### Exercise:
Output every line below exactly.

### Supplied records:
■ ■ ■ ■ ■

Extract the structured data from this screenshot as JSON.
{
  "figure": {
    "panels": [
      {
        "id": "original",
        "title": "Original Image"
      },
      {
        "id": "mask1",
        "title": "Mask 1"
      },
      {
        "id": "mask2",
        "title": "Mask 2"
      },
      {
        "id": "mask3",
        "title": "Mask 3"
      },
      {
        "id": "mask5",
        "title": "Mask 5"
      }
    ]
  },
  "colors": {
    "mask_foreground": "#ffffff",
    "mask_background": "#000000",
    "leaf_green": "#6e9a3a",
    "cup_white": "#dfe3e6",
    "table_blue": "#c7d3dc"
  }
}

■ ■ ■ ■ ■

### In response:
Extract the structured data from this screenshot as JSON.
{
  "figure": {
    "panels": [
      {
        "id": "original",
        "title": "Original Image"
      },
      {
        "id": "mask1",
        "title": "Mask 1"
      },
      {
        "id": "mask2",
        "title": "Mask 2"
      },
      {
        "id": "mask3",
        "title": "Mask 3"
      },
      {
        "id": "mask5",
        "title": "Mask 5"
      }
    ]
  },
  "colors": {
    "mask_foreground": "#ffffff",
    "mask_background": "#000000",
    "leaf_green": "#6e9a3a",
    "cup_white": "#dfe3e6",
    "table_blue": "#c7d3dc"
  }
}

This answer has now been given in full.